Reading text:
The Paleolithic in Switzerland encompasses the longest prehistoric period in the region, spanning from the earliest human occupation around 1.5 million years ago until approximately 12,000 years ago (Pleistocene epoch).

The term "Paleolithic," coined in 1865 by British naturalist John Lubbock, originally distinguished the "Old Stone Age" of chipped stone tools from the "New Stone Age" (Neolithic) of polished stone implements. In modern understanding, these periods represent fundamentally different ways of life: Paleolithic peoples were mobile predators who subsisted through hunting, fishing, and gathering, while Neolithic populations adopted sedentary lifestyles based on agriculture and animal husbandry.

The Swiss Paleolithic record is particularly challenging to study due to the region's geological instability during the Quaternary period. The alternation of more than twenty major glacial and interglacial stages caused cyclical accumulation and erosion patterns, especially in mountainous regions, leading to the destruction of most early Paleolithic remains. This climatic conditioning makes Swiss prehistory more fragmentary than in other European regions.

== Chronological framework ==
The Paleolithic period in Switzerland and neighboring regions is divided into four main phases: Archaic, Lower (or Ancient), Middle, and Upper Paleolithic.

- The Archaic Paleolithic began with the first human arrival in the Rhine and Rhône basins, likely before 1.5 million years ago. This period is characterized by cultures using roughly retouched stone flakes or pebbles worked on one or two faces, often termed "Pebble Culture." It corresponds to the Early Pleistocene and conventionally ends with a major paleomagnetic reversal dated to approximately 780,000 years ago. The earliest human remains discovered in Europe belong to the end of this period and represent an archaic form of Homo erectus known as Homo antecessor.

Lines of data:
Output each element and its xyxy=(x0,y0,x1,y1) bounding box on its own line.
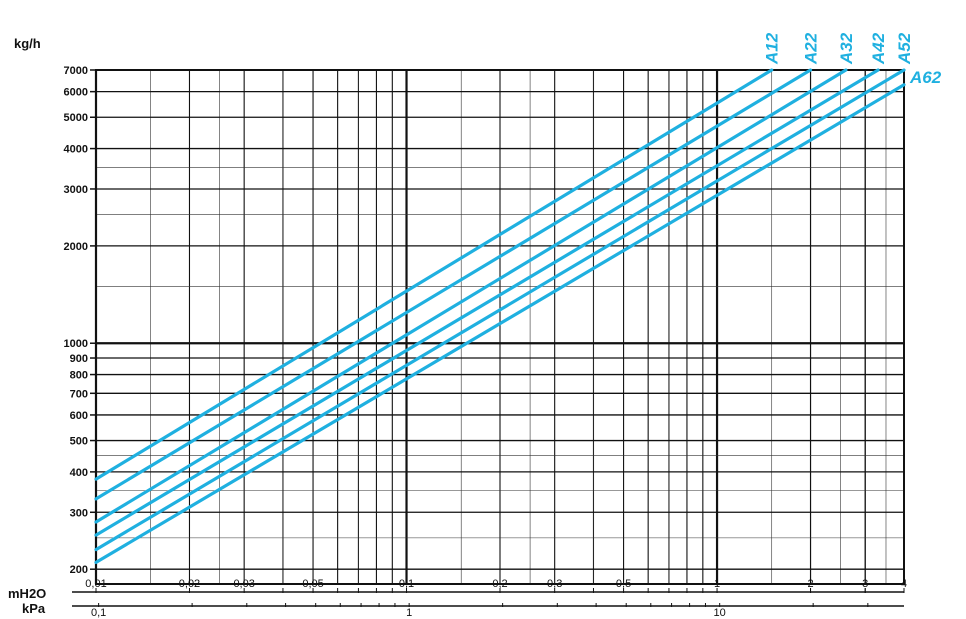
x-tick-label-kpa: 0,1 xyxy=(91,607,106,619)
y-tick-label: 2000 xyxy=(64,241,88,253)
x-tick-label-kpa: 10 xyxy=(714,607,726,619)
x-tick-label-mh2o: 1 xyxy=(714,578,720,590)
x-tick-label-mh2o: 0,02 xyxy=(179,578,200,590)
x-tick-label-mh2o: 0,2 xyxy=(492,578,507,590)
x-tick-label-kpa: 1 xyxy=(406,607,412,619)
series-label-a12: A12 xyxy=(763,32,782,65)
series-label-a42: A42 xyxy=(869,32,888,65)
y-tick-label: 300 xyxy=(70,507,88,519)
y-tick-label: 200 xyxy=(70,564,88,576)
y-tick-label: 1000 xyxy=(64,338,88,350)
series-label-a32: A32 xyxy=(837,32,856,65)
series-label-a22: A22 xyxy=(802,32,821,65)
y-tick-label: 800 xyxy=(70,370,88,382)
y-tick-label: 6000 xyxy=(64,87,88,99)
y-tick-label: 600 xyxy=(70,410,88,422)
series-label-a52: A52 xyxy=(895,32,914,65)
series-line-a32 xyxy=(94,68,848,524)
x-tick-label-mh2o: 3 xyxy=(862,578,868,590)
y-tick-label: 700 xyxy=(70,388,88,400)
series-line-a62 xyxy=(94,83,906,565)
y-tick-label: 3000 xyxy=(64,184,88,196)
y-tick-label: 400 xyxy=(70,467,88,479)
x-axis-title-kpa: kPa xyxy=(22,601,46,616)
y-tick-label: 500 xyxy=(70,436,88,448)
x-tick-label-mh2o: 4 xyxy=(901,578,907,590)
plot-frame xyxy=(95,69,905,585)
series-line-a42 xyxy=(94,68,880,537)
y-axis-title: kg/h xyxy=(14,36,41,51)
x-axis-title-mh2o: mH2O xyxy=(8,586,46,601)
series-line-a22 xyxy=(94,68,813,501)
y-tick-label: 7000 xyxy=(64,65,88,77)
y-tick-label: 5000 xyxy=(64,112,88,124)
x-tick-label-mh2o: 0,5 xyxy=(616,578,631,590)
x-tick-label-mh2o: 0,3 xyxy=(547,578,562,590)
x-tick-label-mh2o: 0,03 xyxy=(233,578,254,590)
series-line-a52 xyxy=(94,68,906,552)
series-label-a62: A62 xyxy=(909,68,942,87)
x-tick-label-mh2o: 0,1 xyxy=(399,578,414,590)
x-tick-label-mh2o: 0,05 xyxy=(302,578,323,590)
series-line-a12 xyxy=(94,68,774,481)
y-tick-label: 900 xyxy=(70,353,88,365)
x-tick-label-mh2o: 2 xyxy=(807,578,813,590)
y-tick-label: 4000 xyxy=(64,144,88,156)
x-tick-label-mh2o: 0,01 xyxy=(85,578,106,590)
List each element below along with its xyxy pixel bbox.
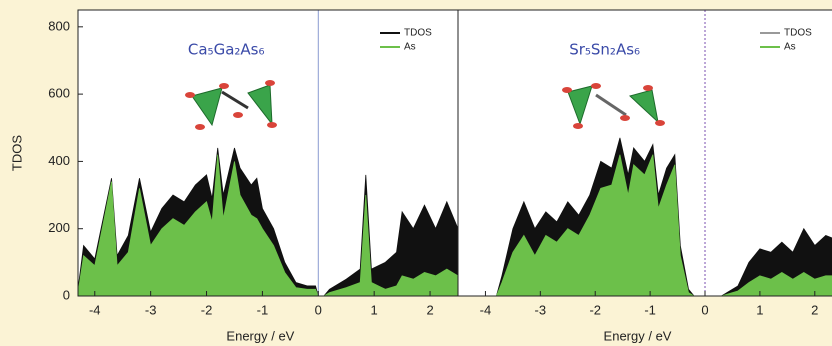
x-axis-label: Energy / eV [226, 328, 294, 343]
x-tick-label: 1 [756, 302, 763, 317]
x-tick-label: 0 [315, 302, 322, 317]
y-tick-label: 400 [48, 153, 70, 168]
plots: -4 -3 -2 -1 0 1 2 0 200 400 600 800 TDOS Energy / eV C… [9, 10, 832, 343]
x-tick-label: -2 [201, 302, 213, 317]
y-tick-label: 600 [48, 86, 70, 101]
y-axis-label: TDOS [9, 135, 24, 171]
x-tick-label: -2 [589, 302, 601, 317]
x-tick-label: -3 [145, 302, 157, 317]
x-tick-label: -1 [644, 302, 656, 317]
x-tick-label: 2 [811, 302, 818, 317]
x-tick-label: -1 [257, 302, 269, 317]
x-tick-label: 0 [701, 302, 708, 317]
chart: -4 -3 -2 -1 0 1 2 0 200 400 600 800 TDOS Energy / eV C… [0, 0, 832, 346]
y-tick-label: 800 [48, 18, 70, 33]
x-axis-label: Energy / eV [604, 328, 672, 343]
y-tick-label: 0 [63, 287, 70, 302]
legend-label: TDOS [404, 28, 432, 39]
x-tick-label: -4 [89, 302, 101, 317]
chart-title: Sr₅Sn₂As₆ [569, 41, 640, 59]
x-tick-label: 2 [426, 302, 433, 317]
y-tick-label: 200 [48, 220, 70, 235]
legend-label: As [404, 42, 416, 53]
x-tick-label: 1 [371, 302, 378, 317]
legend-label: TDOS [784, 28, 812, 39]
x-tick-label: -4 [480, 302, 492, 317]
legend-label: As [784, 42, 796, 53]
chart-title: Ca₅Ga₂As₆ [188, 41, 265, 59]
x-tick-label: -3 [535, 302, 547, 317]
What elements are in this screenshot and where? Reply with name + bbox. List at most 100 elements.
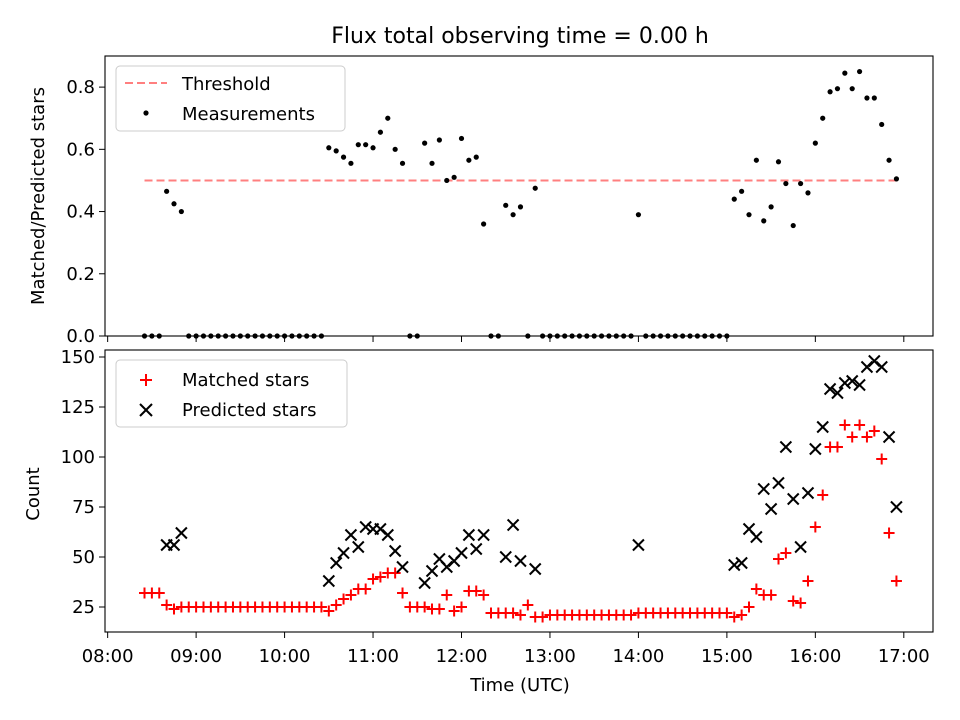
top-y-tick-label: 0.8 (66, 77, 95, 98)
matched-star-point (360, 583, 372, 595)
predicted-star-point (470, 542, 483, 556)
measurement-point (805, 190, 811, 196)
predicted-star-point (757, 482, 770, 496)
measurement-point (739, 188, 745, 194)
measurement-point (178, 208, 184, 215)
matched-star-point (389, 567, 401, 579)
predicted-star-point (462, 528, 476, 542)
predicted-star-point (322, 574, 336, 588)
measurement-point (731, 196, 737, 202)
measurement-point (834, 86, 841, 92)
matched-star-point (743, 601, 755, 613)
bottom-panel: 25 50 75 100 125 150 08:00 09:00 10:00 11:00 12:0… (23, 347, 934, 696)
predicted-star-point (735, 556, 748, 570)
measurement-point (775, 159, 782, 165)
predicted-star-point (890, 500, 903, 514)
matched-star-point (448, 605, 460, 617)
measurement-point (820, 115, 826, 121)
matched-star-point (161, 599, 173, 611)
predicted-star-point (882, 430, 896, 444)
bottom-plot-frame (104, 349, 934, 633)
x-tick-label: 08:00 (82, 646, 134, 667)
bottom-y-tick-label: 50 (72, 547, 95, 568)
predicted-star-point (838, 376, 852, 390)
x-tick-label: 12:00 (436, 646, 488, 667)
measurement-point (436, 137, 442, 143)
matched-star-point (876, 453, 888, 465)
x-tick-label: 13:00 (524, 646, 576, 667)
matched-star-point (419, 601, 431, 613)
predicted-star-point (514, 554, 527, 568)
measurement-point (856, 68, 863, 75)
matched-star-point (787, 595, 799, 607)
measurement-point (879, 121, 885, 128)
measurement-points (141, 68, 900, 339)
top-panel: 0.00.20.40.60.8 Matched/Predicted stars … (28, 55, 934, 347)
top-plot-frame (104, 55, 934, 337)
legend-threshold-label: Threshold (181, 74, 271, 95)
measurement-point (510, 212, 516, 218)
measurement-point (385, 115, 391, 121)
predicted-star-point (794, 540, 807, 554)
measurement-point (812, 140, 818, 146)
measurement-point (164, 188, 170, 194)
measurement-point (849, 86, 855, 92)
predicted-star-point (823, 382, 837, 396)
matched-star-point (330, 599, 342, 611)
measurement-point (458, 135, 465, 142)
predicted-star-point (750, 530, 763, 544)
matched-star-point (397, 587, 409, 599)
measurement-point (790, 222, 796, 229)
measurement-point (864, 95, 870, 101)
matched-star-point (854, 419, 866, 431)
measurement-point (532, 185, 538, 191)
predicted-star-point (728, 558, 741, 572)
measurement-point (377, 129, 384, 135)
top-y-ticks: 0.0 0.2 0.4 0.6 0.8 (66, 77, 105, 347)
predicted-star-point (167, 538, 181, 552)
matched-star-point (817, 489, 829, 501)
measurement-point (768, 204, 774, 210)
bottom-x-ticks: 08:00 09:00 10:00 11:00 12:00 13:00 14:00 15:00… (82, 632, 930, 667)
bottom-legend-box (115, 359, 348, 428)
legend-measurements-swatch (143, 110, 149, 116)
measurement-point (444, 177, 450, 184)
matched-star-point (750, 583, 762, 595)
measurement-point (746, 212, 752, 218)
matched-star-point (625, 609, 637, 621)
predicted-star-point (853, 378, 866, 392)
matched-star-point (478, 589, 490, 601)
measurement-point (333, 148, 339, 154)
predicted-star-point (329, 556, 343, 570)
measurement-point (363, 142, 369, 148)
measurement-point (753, 157, 759, 163)
x-tick-label: 15:00 (701, 646, 753, 667)
matched-star-point (868, 425, 880, 437)
matched-star-point (736, 609, 748, 621)
measurement-point (451, 174, 457, 180)
matched-stars-points (139, 419, 902, 623)
measurement-point (340, 154, 347, 160)
matched-star-point (839, 419, 851, 431)
measurement-point (348, 160, 354, 166)
measurement-point (481, 221, 487, 227)
predicted-star-point (764, 502, 778, 516)
predicted-star-point (477, 528, 490, 542)
measurement-point (827, 89, 833, 95)
measurement-point (466, 157, 472, 163)
predicted-star-point (337, 546, 350, 560)
measurement-point (517, 204, 524, 210)
chart-title: Flux total observing time = 0.00 h (331, 24, 709, 49)
predicted-star-point (425, 564, 439, 578)
measurement-point (783, 180, 789, 187)
matched-star-point (728, 611, 740, 623)
top-x-ticks (107, 336, 905, 342)
predicted-star-point (455, 546, 468, 560)
matched-star-point (338, 593, 350, 605)
x-axis-label: Time (UTC) (469, 675, 570, 696)
predicted-star-point (175, 526, 188, 540)
predicted-star-point (396, 560, 409, 574)
matched-star-point (514, 609, 526, 621)
predicted-star-point (801, 486, 815, 500)
predicted-star-point (787, 492, 800, 506)
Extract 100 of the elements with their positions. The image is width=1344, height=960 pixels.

Requirement: Transcribe the entire text on the Paleolithic in Switzerland word for word. Work from the text by itself.

Result for this exercise:
The Paleolithic in Switzerland encompasses the longest prehistoric period in the region, spanning from the earliest human occupation around 1.5 million years ago until approximately 12,000 years ago (Pleistocene epoch).

The term "Paleolithic," coined in 1865 by British naturalist John Lubbock, originally distinguished the "Old Stone Age" of chipped stone tools from the "New Stone Age" (Neolithic) of polished stone implements. In modern understanding, these periods represent fundamentally different ways of life: Paleolithic peoples were mobile predators who subsisted through hunting, fishing, and gathering, while Neolithic populations adopted sedentary lifestyles based on agriculture and animal husbandry.

The Swiss Paleolithic record is particularly challenging to study due to the region's geological instability during the Quaternary period. The alternation of more than twenty major glacial and interglacial stages caused cyclical accumulation and erosion patterns, especially in mountainous regions, leading to the destruction of most early Paleolithic remains. This climatic conditioning makes Swiss prehistory more fragmentary than in other European regions.

== Chronological framework ==
The Paleolithic period in Switzerland and neighboring regions is divided into four main phases: Archaic, Lower (or Ancient), Middle, and Upper Paleolithic.

- The Archaic Paleolithic began with the first human arrival in the Rhine and Rhône basins, likely before 1.5 million years ago. This period is characterized by cultures using roughly retouched stone flakes or pebbles worked on one or two faces, often termed "Pebble Culture." It corresponds to the Early Pleistocene and conventionally ends with a major paleomagnetic reversal dated to approximately 780,000 years ago. The earliest human remains discovered in Europe belong to the end of this period and represent an archaic form of Homo erectus known as Homo antecessor.